▶ _RECORD EXCERPTS_:
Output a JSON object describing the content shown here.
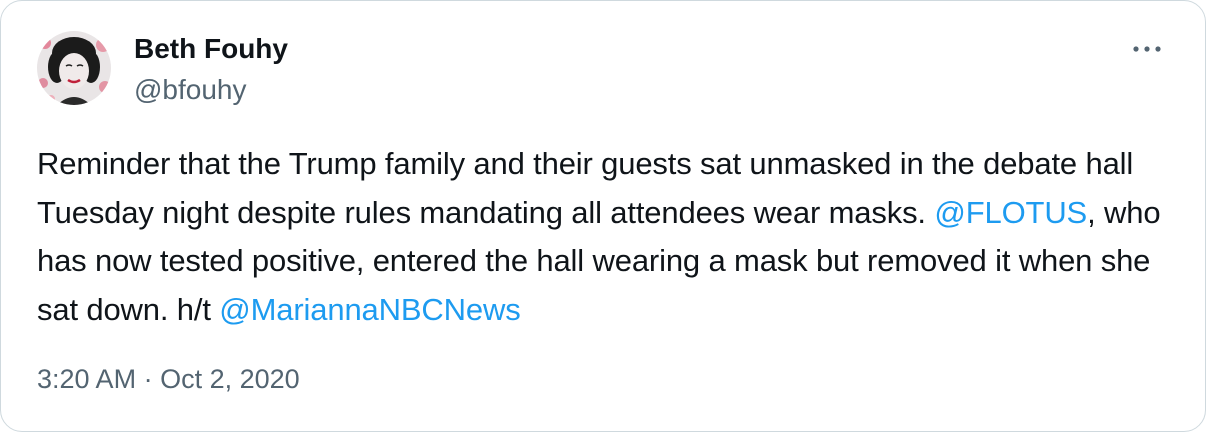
{
  "author": {
    "display_name": "Beth Fouhy",
    "handle": "@bfouhy",
    "avatar_icon": "profile-photo"
  },
  "more_icon": "more-dots-icon",
  "tweet": {
    "text_before_mention_1": "Reminder that the Trump family and their guests sat unmasked in the debate hall Tuesday night despite rules mandating all attendees wear masks. ",
    "mention_1": "@FLOTUS",
    "text_between_mentions": ", who has now tested positive, entered the hall wearing a mask but removed it when she sat down. h/t ",
    "mention_2": "@MariannaNBCNews"
  },
  "meta": {
    "time": "3:20 AM",
    "separator": " · ",
    "date": "Oct 2, 2020"
  },
  "colors": {
    "link": "#1d9bf0",
    "secondary_text": "#536471",
    "border": "#cfd9de"
  }
}
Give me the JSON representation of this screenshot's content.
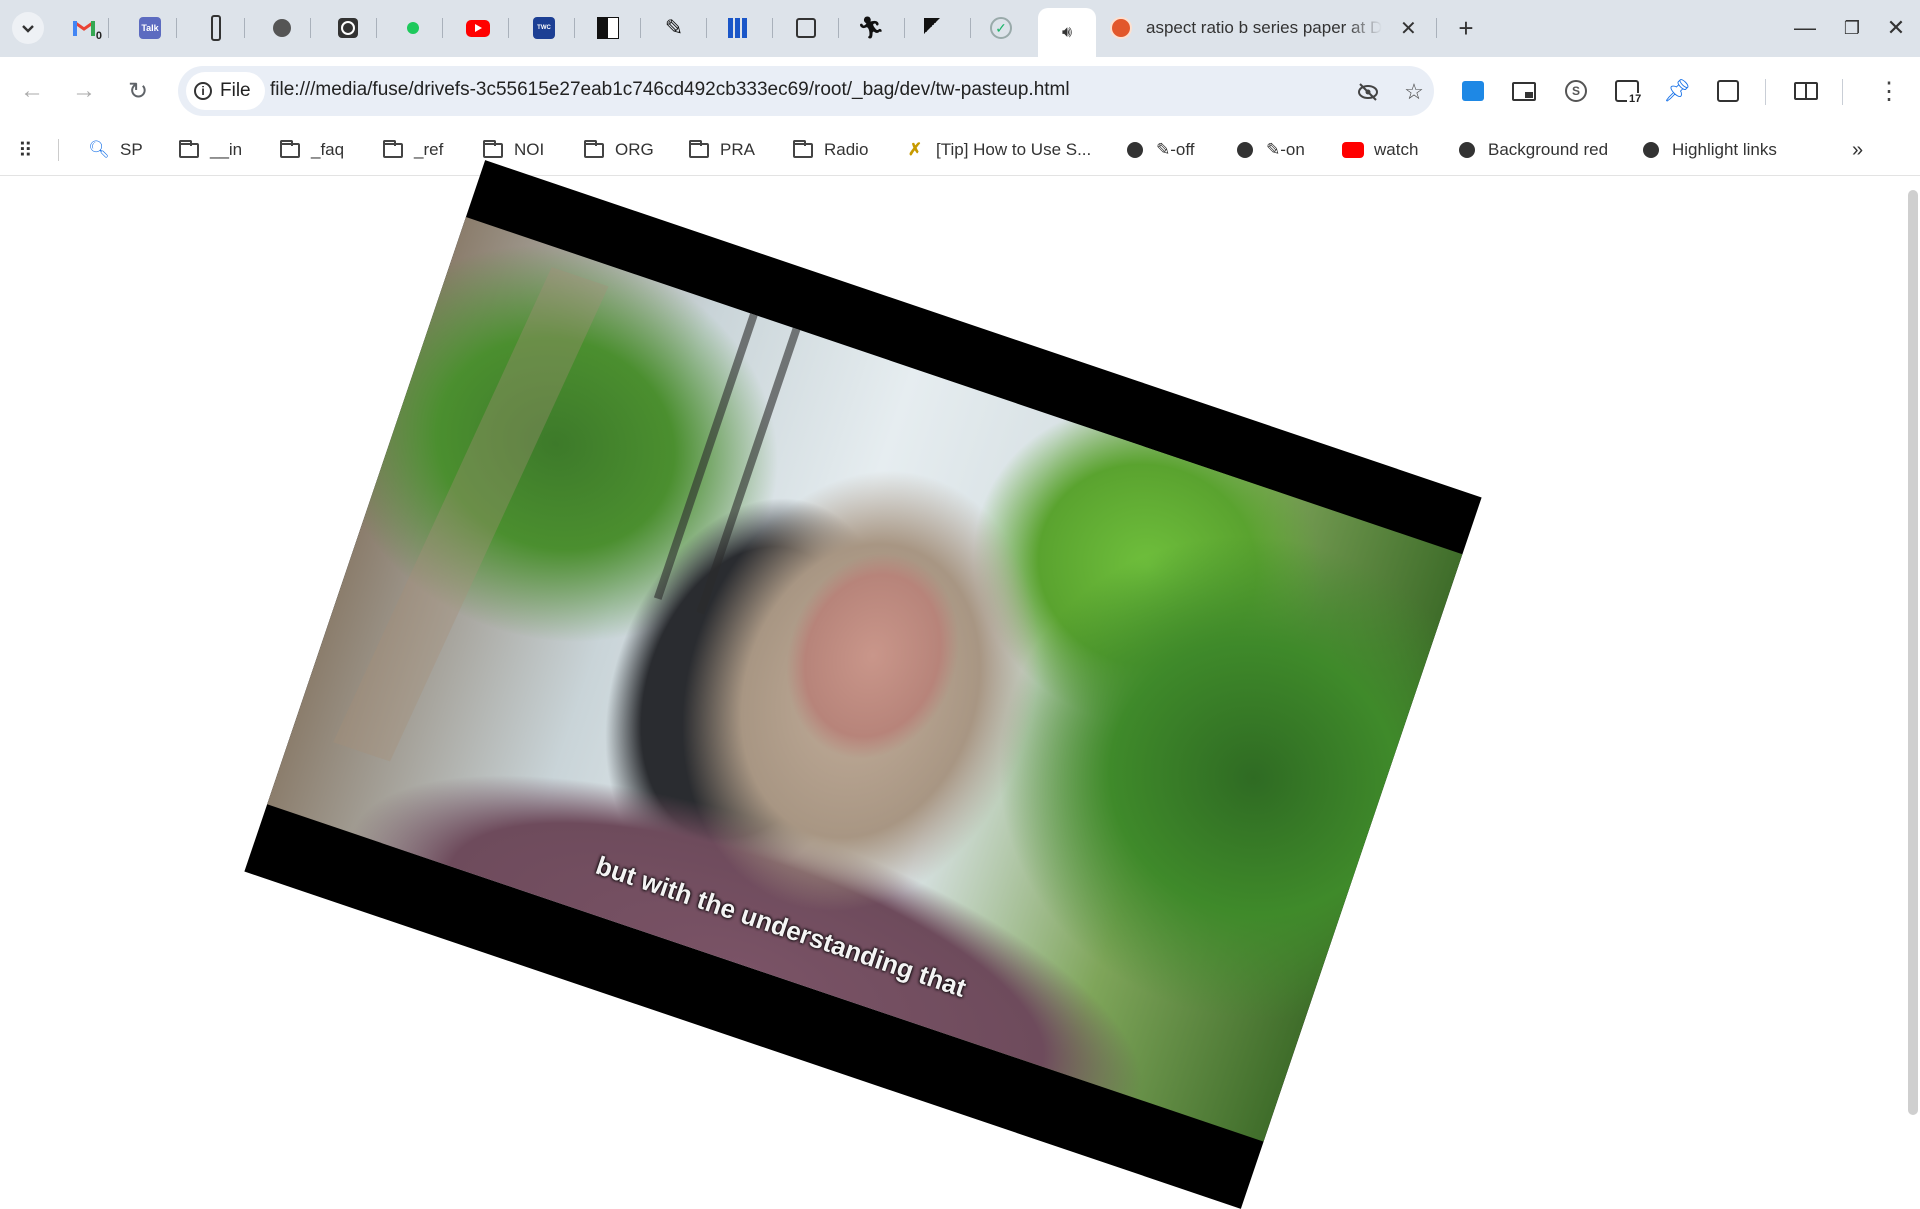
{
  "tabs": {
    "pinned_icons": [
      "gmail-icon",
      "talk-icon",
      "tool-icon",
      "globe-icon",
      "camera-icon",
      "green-dot-icon",
      "youtube-icon",
      "weather-channel-icon",
      "checker-icon",
      "pen-icon",
      "grid-icon",
      "search-copy-icon",
      "runner-icon",
      "worker-icon",
      "check-circle-icon"
    ],
    "gmail_badge": "0",
    "active_title": "aspect ratio b series paper at Du",
    "new_tab": "+"
  },
  "toolbar": {
    "url_chip": "File",
    "url": "file:///media/fuse/drivefs-3c55615e27eab1c746cd492cb333ec69/root/_bag/dev/tw-pasteup.html",
    "ext_badge": "17"
  },
  "bookmarks": {
    "items": [
      {
        "label": "SP",
        "icon": "search-icon"
      },
      {
        "label": "__in",
        "icon": "folder-icon"
      },
      {
        "label": "_faq",
        "icon": "folder-icon"
      },
      {
        "label": "_ref",
        "icon": "folder-icon"
      },
      {
        "label": "NOI",
        "icon": "folder-icon"
      },
      {
        "label": "ORG",
        "icon": "folder-icon"
      },
      {
        "label": "PRA",
        "icon": "folder-icon"
      },
      {
        "label": "Radio",
        "icon": "folder-icon"
      },
      {
        "label": "[Tip] How to Use S...",
        "icon": "tip-icon"
      },
      {
        "label": "✎-off",
        "icon": "github-icon"
      },
      {
        "label": "✎-on",
        "icon": "github-icon"
      },
      {
        "label": "watch",
        "icon": "youtube-icon"
      },
      {
        "label": "Background red",
        "icon": "github-icon"
      },
      {
        "label": "Highlight links",
        "icon": "github-icon"
      }
    ]
  },
  "video": {
    "subtitle": "but with the understanding that"
  },
  "colors": {
    "tabstrip": "#dde3ea",
    "omnibox": "#e9eef6",
    "youtube_red": "#ff0000"
  }
}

▶ _TASK BRIEF_: Retype every entry verbatim and exclude the pictures from the copy.

▶ _EXERCISE SOLUTION_:
Output a JSON object describing the content shown here.
{
  "author": {
    "display_name": "Beth Fouhy",
    "handle": "@bfouhy",
    "avatar_icon": "profile-photo"
  },
  "more_icon": "more-dots-icon",
  "tweet": {
    "text_before_mention_1": "Reminder that the Trump family and their guests sat unmasked in the debate hall Tuesday night despite rules mandating all attendees wear masks. ",
    "mention_1": "@FLOTUS",
    "text_between_mentions": ", who has now tested positive, entered the hall wearing a mask but removed it when she sat down. h/t ",
    "mention_2": "@MariannaNBCNews"
  },
  "meta": {
    "time": "3:20 AM",
    "separator": " · ",
    "date": "Oct 2, 2020"
  },
  "colors": {
    "link": "#1d9bf0",
    "secondary_text": "#536471",
    "border": "#cfd9de"
  }
}
Give me the JSON representation of this screenshot's content.
{
  "tabs": {
    "pinned_icons": [
      "gmail-icon",
      "talk-icon",
      "tool-icon",
      "globe-icon",
      "camera-icon",
      "green-dot-icon",
      "youtube-icon",
      "weather-channel-icon",
      "checker-icon",
      "pen-icon",
      "grid-icon",
      "search-copy-icon",
      "runner-icon",
      "worker-icon",
      "check-circle-icon"
    ],
    "gmail_badge": "0",
    "active_title": "aspect ratio b series paper at Du",
    "new_tab": "+"
  },
  "toolbar": {
    "url_chip": "File",
    "url": "file:///media/fuse/drivefs-3c55615e27eab1c746cd492cb333ec69/root/_bag/dev/tw-pasteup.html",
    "ext_badge": "17"
  },
  "bookmarks": {
    "items": [
      {
        "label": "SP",
        "icon": "search-icon"
      },
      {
        "label": "__in",
        "icon": "folder-icon"
      },
      {
        "label": "_faq",
        "icon": "folder-icon"
      },
      {
        "label": "_ref",
        "icon": "folder-icon"
      },
      {
        "label": "NOI",
        "icon": "folder-icon"
      },
      {
        "label": "ORG",
        "icon": "folder-icon"
      },
      {
        "label": "PRA",
        "icon": "folder-icon"
      },
      {
        "label": "Radio",
        "icon": "folder-icon"
      },
      {
        "label": "[Tip] How to Use S...",
        "icon": "tip-icon"
      },
      {
        "label": "✎-off",
        "icon": "github-icon"
      },
      {
        "label": "✎-on",
        "icon": "github-icon"
      },
      {
        "label": "watch",
        "icon": "youtube-icon"
      },
      {
        "label": "Background red",
        "icon": "github-icon"
      },
      {
        "label": "Highlight links",
        "icon": "github-icon"
      }
    ]
  },
  "video": {
    "subtitle": "but with the understanding that"
  },
  "colors": {
    "tabstrip": "#dde3ea",
    "omnibox": "#e9eef6",
    "youtube_red": "#ff0000"
  }
}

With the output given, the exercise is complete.